> [GIVEN RECORDS]

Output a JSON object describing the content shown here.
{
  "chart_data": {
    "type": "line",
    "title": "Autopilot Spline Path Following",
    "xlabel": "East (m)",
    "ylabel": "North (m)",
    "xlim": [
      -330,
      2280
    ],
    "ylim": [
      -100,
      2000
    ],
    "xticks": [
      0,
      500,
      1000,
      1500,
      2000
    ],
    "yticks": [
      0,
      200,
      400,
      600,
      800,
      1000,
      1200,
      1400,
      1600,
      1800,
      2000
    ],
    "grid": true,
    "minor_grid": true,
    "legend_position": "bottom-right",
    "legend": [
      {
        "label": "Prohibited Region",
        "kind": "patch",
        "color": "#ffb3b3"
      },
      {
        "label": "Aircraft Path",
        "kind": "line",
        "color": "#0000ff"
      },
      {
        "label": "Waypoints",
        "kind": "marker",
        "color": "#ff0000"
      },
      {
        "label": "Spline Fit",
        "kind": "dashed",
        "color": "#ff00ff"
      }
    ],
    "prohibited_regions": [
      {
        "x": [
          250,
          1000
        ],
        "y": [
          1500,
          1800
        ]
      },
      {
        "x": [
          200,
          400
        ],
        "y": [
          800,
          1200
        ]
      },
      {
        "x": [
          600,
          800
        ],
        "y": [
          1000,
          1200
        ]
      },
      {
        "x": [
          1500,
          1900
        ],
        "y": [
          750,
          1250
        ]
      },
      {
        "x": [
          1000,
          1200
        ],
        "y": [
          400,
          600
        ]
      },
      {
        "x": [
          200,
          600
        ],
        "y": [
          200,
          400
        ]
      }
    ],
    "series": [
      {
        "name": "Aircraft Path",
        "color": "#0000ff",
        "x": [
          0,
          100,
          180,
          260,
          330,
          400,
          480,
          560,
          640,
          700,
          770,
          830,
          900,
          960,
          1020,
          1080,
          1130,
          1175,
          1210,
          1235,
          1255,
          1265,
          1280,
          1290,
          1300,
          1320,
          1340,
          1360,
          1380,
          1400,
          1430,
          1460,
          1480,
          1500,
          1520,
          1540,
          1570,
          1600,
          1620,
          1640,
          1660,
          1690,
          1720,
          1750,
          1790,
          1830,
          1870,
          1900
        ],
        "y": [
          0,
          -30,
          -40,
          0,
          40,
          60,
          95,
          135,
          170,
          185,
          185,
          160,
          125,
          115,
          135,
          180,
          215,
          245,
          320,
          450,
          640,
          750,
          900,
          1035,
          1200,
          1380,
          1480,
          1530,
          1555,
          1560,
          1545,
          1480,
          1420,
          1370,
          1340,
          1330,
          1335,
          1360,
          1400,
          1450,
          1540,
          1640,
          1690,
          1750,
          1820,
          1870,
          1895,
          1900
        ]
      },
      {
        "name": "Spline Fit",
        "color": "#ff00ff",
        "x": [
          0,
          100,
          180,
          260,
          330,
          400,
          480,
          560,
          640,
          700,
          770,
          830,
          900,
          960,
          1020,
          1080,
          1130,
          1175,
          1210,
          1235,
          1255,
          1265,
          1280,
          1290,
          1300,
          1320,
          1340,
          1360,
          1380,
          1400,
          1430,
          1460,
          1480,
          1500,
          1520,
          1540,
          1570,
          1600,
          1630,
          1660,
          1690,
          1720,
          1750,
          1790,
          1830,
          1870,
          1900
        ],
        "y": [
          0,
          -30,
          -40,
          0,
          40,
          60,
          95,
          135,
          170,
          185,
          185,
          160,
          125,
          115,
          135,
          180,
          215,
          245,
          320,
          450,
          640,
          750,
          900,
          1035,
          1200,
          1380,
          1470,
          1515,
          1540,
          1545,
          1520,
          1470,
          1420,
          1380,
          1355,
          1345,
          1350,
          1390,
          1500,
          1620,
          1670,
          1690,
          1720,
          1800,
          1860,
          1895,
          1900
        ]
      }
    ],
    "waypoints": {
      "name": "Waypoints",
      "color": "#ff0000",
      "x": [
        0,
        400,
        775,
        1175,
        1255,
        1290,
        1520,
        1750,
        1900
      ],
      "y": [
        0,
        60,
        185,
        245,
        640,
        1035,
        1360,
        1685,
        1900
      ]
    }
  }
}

> [STATED EXERCISE] Of all the lines in the listing above, how many contain the word "Path"? Answer with the number alone.

> [COMPLETE ANSWER] 3